(Data records)

+---+

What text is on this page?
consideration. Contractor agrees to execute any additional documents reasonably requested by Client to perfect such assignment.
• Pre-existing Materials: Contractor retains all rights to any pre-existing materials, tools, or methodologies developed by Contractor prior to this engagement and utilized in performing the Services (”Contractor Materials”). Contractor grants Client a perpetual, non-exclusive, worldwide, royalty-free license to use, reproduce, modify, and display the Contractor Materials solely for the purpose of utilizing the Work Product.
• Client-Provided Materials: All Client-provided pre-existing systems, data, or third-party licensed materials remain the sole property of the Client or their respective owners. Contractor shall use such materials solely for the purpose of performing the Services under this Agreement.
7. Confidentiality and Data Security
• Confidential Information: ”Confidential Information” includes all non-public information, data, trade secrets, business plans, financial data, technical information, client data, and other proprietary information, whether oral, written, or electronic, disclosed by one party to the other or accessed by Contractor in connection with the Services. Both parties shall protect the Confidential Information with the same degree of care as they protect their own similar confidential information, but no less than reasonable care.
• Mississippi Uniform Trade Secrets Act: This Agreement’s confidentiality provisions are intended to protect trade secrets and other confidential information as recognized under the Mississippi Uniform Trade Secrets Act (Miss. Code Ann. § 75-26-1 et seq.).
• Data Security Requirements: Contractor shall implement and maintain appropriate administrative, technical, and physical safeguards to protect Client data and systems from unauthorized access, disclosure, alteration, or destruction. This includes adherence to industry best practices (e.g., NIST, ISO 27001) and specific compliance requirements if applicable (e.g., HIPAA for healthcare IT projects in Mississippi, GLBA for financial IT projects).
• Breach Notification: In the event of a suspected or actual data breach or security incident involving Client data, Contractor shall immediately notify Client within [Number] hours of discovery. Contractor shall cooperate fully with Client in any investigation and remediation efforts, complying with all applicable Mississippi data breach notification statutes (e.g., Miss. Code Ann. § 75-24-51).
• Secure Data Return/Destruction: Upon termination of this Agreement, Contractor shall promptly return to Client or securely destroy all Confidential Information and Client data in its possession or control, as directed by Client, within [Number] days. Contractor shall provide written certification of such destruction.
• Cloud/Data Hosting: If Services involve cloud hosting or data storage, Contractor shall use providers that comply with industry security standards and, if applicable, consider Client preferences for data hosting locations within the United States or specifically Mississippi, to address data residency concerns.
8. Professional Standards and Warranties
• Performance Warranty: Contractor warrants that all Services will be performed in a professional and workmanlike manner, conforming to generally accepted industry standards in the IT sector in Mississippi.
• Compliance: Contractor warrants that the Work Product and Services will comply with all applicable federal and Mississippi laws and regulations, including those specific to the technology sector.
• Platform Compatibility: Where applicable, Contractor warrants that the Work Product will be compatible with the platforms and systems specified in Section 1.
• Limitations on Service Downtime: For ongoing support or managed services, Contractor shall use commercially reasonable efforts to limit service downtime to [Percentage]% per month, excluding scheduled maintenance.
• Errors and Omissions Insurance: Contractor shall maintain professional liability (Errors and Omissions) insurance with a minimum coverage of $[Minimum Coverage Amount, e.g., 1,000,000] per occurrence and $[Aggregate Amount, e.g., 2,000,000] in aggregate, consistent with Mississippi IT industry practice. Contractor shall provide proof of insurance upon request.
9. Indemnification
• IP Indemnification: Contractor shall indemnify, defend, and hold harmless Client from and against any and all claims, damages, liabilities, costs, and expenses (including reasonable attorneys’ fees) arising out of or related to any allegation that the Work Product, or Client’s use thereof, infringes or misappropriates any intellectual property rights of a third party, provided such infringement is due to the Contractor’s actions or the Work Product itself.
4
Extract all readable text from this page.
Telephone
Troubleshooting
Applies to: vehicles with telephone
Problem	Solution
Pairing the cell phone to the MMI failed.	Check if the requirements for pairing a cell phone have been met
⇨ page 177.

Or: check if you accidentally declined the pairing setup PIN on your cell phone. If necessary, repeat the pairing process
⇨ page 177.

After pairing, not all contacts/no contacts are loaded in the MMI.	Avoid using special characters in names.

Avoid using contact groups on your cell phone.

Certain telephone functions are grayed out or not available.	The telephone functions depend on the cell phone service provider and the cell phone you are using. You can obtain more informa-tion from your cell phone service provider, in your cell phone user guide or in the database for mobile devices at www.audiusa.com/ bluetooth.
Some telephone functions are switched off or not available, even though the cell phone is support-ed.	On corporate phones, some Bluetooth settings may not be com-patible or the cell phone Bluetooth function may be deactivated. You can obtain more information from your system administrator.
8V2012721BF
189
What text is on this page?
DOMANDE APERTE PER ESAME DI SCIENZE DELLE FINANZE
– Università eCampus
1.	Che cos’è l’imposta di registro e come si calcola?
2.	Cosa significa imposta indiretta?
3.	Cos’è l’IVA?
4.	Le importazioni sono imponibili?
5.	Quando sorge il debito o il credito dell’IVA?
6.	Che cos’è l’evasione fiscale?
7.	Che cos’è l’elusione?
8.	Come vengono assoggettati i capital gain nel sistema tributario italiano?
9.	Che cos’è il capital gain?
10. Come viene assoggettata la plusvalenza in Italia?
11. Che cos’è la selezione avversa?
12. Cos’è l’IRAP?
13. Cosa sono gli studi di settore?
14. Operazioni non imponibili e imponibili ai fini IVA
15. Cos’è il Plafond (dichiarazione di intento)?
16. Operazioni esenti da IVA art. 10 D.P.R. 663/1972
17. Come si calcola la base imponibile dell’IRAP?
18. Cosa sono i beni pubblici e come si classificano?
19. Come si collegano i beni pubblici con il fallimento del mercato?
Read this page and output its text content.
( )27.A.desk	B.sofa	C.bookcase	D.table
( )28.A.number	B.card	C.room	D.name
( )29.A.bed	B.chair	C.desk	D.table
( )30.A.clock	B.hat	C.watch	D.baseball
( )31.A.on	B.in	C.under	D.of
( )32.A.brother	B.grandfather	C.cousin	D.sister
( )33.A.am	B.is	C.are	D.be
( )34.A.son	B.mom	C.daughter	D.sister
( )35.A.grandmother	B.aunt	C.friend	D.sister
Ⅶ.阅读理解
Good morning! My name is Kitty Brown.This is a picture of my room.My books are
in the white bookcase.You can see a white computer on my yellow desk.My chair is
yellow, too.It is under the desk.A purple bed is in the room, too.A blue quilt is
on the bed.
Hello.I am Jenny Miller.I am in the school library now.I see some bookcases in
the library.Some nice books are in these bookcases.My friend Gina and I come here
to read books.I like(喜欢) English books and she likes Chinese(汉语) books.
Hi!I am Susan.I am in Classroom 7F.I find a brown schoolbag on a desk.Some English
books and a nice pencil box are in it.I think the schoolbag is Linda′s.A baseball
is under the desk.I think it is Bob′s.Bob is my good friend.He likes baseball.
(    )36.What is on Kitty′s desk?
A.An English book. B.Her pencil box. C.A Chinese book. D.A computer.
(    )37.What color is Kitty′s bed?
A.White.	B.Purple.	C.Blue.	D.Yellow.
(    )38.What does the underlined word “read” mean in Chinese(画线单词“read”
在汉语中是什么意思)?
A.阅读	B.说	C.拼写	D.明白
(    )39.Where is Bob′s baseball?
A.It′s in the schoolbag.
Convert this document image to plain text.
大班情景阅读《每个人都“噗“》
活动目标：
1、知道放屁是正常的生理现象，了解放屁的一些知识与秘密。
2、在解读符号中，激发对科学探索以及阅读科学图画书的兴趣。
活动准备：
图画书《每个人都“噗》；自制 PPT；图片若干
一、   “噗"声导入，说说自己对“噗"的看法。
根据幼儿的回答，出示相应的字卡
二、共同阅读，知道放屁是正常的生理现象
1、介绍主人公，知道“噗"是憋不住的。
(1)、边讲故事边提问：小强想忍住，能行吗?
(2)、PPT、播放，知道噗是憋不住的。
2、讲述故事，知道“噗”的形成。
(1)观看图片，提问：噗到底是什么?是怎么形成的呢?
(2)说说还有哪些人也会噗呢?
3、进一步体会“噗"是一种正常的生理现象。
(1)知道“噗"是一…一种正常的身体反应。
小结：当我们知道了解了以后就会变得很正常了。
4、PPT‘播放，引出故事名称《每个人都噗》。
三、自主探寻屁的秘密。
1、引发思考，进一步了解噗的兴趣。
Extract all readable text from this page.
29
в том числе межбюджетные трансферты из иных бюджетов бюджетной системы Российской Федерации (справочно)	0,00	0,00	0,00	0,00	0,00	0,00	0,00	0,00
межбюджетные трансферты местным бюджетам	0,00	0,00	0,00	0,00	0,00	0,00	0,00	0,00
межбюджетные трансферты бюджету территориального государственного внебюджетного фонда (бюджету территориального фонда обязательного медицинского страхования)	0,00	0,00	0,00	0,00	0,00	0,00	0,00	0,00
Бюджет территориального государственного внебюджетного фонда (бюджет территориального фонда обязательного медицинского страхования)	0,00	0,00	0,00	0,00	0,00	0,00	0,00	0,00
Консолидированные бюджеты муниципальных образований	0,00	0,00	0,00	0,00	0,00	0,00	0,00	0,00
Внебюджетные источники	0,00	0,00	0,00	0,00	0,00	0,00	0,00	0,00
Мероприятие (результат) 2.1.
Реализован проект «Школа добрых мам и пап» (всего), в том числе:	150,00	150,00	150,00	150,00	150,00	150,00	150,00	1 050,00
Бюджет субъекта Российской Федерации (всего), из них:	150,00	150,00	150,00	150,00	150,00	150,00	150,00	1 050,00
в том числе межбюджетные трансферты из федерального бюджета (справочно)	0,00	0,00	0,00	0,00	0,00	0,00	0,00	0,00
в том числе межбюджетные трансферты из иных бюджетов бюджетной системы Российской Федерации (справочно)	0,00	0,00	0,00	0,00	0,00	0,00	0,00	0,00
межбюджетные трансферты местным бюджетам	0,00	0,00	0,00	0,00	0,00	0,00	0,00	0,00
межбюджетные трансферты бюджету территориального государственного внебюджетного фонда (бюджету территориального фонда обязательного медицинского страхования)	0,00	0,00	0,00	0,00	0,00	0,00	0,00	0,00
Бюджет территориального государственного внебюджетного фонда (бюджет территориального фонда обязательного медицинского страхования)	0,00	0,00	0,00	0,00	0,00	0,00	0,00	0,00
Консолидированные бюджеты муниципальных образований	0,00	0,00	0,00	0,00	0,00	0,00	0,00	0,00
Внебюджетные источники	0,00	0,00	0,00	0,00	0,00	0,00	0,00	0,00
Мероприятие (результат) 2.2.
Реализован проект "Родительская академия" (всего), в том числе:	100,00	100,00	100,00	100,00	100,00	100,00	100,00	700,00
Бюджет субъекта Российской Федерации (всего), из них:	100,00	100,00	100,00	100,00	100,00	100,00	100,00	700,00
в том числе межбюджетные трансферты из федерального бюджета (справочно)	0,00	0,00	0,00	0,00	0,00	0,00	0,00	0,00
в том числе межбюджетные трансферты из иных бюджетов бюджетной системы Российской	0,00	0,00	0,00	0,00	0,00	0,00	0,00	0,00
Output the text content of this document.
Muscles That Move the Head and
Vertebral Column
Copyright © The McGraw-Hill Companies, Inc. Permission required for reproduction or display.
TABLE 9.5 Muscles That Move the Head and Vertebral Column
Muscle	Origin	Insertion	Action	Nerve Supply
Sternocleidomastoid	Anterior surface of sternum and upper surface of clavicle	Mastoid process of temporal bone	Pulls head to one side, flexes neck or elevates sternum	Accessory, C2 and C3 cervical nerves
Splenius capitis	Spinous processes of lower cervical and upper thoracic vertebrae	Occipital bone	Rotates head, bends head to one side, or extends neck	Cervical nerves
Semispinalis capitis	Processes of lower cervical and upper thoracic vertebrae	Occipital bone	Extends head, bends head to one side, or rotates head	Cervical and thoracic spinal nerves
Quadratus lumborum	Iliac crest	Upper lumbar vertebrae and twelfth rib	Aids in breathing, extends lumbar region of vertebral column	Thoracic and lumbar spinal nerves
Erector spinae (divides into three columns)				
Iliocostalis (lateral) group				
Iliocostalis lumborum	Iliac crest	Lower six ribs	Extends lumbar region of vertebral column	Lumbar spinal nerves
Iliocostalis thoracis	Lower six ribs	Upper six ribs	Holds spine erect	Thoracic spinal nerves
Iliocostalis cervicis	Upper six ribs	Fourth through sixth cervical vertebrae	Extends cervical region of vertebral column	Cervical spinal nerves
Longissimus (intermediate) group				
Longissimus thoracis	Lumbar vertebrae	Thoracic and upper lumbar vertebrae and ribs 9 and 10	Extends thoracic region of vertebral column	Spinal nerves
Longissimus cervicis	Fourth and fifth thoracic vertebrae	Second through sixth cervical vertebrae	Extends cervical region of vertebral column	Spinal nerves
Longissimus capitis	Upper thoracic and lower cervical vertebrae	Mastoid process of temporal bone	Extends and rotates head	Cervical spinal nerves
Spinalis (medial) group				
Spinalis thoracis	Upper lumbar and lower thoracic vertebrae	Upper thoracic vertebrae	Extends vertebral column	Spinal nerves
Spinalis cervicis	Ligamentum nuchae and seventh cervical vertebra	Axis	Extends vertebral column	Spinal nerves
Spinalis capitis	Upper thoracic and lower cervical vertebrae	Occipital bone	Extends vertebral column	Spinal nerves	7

+---+

> Requirements
Only the number is needed: state how many lines in the listing contain "Where".

> Output for this exercise
2